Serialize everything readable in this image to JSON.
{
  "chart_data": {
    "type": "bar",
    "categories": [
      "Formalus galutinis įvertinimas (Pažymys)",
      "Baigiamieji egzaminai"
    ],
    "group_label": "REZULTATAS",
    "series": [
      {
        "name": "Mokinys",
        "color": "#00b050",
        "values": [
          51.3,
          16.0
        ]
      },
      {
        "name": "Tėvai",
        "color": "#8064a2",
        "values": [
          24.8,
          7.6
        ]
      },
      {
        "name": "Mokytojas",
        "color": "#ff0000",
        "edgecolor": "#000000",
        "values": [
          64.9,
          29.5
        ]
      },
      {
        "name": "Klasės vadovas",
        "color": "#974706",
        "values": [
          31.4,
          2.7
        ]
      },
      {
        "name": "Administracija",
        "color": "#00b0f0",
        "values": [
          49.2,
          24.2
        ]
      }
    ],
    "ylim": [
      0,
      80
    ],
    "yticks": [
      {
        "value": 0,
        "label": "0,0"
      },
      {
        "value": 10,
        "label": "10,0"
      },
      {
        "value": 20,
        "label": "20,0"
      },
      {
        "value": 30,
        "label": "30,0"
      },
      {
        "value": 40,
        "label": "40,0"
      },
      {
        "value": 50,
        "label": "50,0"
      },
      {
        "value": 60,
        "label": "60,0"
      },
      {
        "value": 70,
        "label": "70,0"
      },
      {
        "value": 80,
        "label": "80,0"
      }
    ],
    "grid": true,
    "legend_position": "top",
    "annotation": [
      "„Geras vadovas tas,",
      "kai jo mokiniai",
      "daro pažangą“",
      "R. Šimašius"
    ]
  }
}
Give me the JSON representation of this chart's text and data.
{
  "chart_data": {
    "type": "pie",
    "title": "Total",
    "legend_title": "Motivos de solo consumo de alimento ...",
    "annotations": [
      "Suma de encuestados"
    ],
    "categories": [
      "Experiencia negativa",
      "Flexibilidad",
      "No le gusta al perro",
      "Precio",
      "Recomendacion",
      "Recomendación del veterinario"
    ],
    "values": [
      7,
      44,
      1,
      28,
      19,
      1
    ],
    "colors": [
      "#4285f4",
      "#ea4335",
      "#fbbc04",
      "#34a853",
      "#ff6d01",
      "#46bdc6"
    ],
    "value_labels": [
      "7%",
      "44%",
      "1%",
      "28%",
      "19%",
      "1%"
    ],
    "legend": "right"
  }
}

──────

EXERCISE TASK => Print all of the data exactly as it was given.

TASK RESPONSE =>
Serialize everything readable in this image to JSON.
{
  "chart_data": {
    "type": "bar",
    "categories": [
      "Formalus galutinis įvertinimas (Pažymys)",
      "Baigiamieji egzaminai"
    ],
    "group_label": "REZULTATAS",
    "series": [
      {
        "name": "Mokinys",
        "color": "#00b050",
        "values": [
          51.3,
          16.0
        ]
      },
      {
        "name": "Tėvai",
        "color": "#8064a2",
        "values": [
          24.8,
          7.6
        ]
      },
      {
        "name": "Mokytojas",
        "color": "#ff0000",
        "edgecolor": "#000000",
        "values": [
          64.9,
          29.5
        ]
      },
      {
        "name": "Klasės vadovas",
        "color": "#974706",
        "values": [
          31.4,
          2.7
        ]
      },
      {
        "name": "Administracija",
        "color": "#00b0f0",
        "values": [
          49.2,
          24.2
        ]
      }
    ],
    "ylim": [
      0,
      80
    ],
    "yticks": [
      {
        "value": 0,
        "label": "0,0"
      },
      {
        "value": 10,
        "label": "10,0"
      },
      {
        "value": 20,
        "label": "20,0"
      },
      {
        "value": 30,
        "label": "30,0"
      },
      {
        "value": 40,
        "label": "40,0"
      },
      {
        "value": 50,
        "label": "50,0"
      },
      {
        "value": 60,
        "label": "60,0"
      },
      {
        "value": 70,
        "label": "70,0"
      },
      {
        "value": 80,
        "label": "80,0"
      }
    ],
    "grid": true,
    "legend_position": "top",
    "annotation": [
      "„Geras vadovas tas,",
      "kai jo mokiniai",
      "daro pažangą“",
      "R. Šimašius"
    ]
  }
}
Give me the JSON representation of this chart's text and data.
{
  "chart_data": {
    "type": "pie",
    "title": "Total",
    "legend_title": "Motivos de solo consumo de alimento ...",
    "annotations": [
      "Suma de encuestados"
    ],
    "categories": [
      "Experiencia negativa",
      "Flexibilidad",
      "No le gusta al perro",
      "Precio",
      "Recomendacion",
      "Recomendación del veterinario"
    ],
    "values": [
      7,
      44,
      1,
      28,
      19,
      1
    ],
    "colors": [
      "#4285f4",
      "#ea4335",
      "#fbbc04",
      "#34a853",
      "#ff6d01",
      "#46bdc6"
    ],
    "value_labels": [
      "7%",
      "44%",
      "1%",
      "28%",
      "19%",
      "1%"
    ],
    "legend": "right"
  }
}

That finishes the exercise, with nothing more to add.